Keep only the lines of the data below that contain "title", and copy them.
* start *
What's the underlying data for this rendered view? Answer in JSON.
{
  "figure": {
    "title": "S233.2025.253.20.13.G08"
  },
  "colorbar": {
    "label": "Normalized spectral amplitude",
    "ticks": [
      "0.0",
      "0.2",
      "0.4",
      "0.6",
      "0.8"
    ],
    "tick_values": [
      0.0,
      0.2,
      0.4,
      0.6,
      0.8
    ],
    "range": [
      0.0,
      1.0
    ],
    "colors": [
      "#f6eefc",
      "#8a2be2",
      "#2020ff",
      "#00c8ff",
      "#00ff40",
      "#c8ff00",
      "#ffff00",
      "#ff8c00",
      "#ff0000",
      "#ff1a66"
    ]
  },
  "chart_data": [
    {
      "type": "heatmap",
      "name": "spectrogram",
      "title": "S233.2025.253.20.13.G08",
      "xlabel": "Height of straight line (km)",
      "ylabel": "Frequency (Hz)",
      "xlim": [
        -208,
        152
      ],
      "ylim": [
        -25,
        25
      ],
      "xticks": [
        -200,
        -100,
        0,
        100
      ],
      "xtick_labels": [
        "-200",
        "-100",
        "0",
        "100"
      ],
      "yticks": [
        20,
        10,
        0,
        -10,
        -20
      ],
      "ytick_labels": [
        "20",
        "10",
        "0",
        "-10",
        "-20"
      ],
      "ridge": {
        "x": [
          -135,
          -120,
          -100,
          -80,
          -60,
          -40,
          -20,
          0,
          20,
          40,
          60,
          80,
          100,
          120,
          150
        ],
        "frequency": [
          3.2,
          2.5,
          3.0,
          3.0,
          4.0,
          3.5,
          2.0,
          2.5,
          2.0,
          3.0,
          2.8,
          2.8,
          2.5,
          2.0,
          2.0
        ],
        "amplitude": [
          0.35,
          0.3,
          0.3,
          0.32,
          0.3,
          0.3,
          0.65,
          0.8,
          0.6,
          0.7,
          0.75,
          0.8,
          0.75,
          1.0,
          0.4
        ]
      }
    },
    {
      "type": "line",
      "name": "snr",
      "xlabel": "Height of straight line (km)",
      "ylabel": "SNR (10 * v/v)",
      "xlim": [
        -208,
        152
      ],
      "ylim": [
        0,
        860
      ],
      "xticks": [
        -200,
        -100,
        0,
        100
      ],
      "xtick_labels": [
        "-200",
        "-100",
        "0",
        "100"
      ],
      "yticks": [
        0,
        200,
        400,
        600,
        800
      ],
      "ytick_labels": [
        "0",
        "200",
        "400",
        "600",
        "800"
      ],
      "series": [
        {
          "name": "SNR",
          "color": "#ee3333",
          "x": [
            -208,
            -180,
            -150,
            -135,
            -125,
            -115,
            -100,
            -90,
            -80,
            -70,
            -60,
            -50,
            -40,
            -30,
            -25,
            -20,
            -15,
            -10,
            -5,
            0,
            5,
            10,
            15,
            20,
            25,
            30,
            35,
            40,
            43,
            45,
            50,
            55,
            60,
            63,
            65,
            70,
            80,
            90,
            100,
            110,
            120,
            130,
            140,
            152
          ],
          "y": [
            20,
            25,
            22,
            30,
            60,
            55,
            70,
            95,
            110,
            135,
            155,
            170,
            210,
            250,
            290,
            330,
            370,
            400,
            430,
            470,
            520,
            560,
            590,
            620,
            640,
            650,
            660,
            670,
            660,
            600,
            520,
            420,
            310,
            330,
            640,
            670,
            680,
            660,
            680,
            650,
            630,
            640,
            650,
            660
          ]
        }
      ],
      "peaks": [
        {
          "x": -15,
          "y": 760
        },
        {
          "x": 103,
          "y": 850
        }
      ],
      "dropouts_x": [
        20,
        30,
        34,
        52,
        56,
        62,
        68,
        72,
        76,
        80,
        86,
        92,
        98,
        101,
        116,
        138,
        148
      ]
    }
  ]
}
* end *
■ WRITTEN RESPONSE:
    "title": "S233.2025.253.20.13.G08"
      "title": "S233.2025.253.20.13.G08",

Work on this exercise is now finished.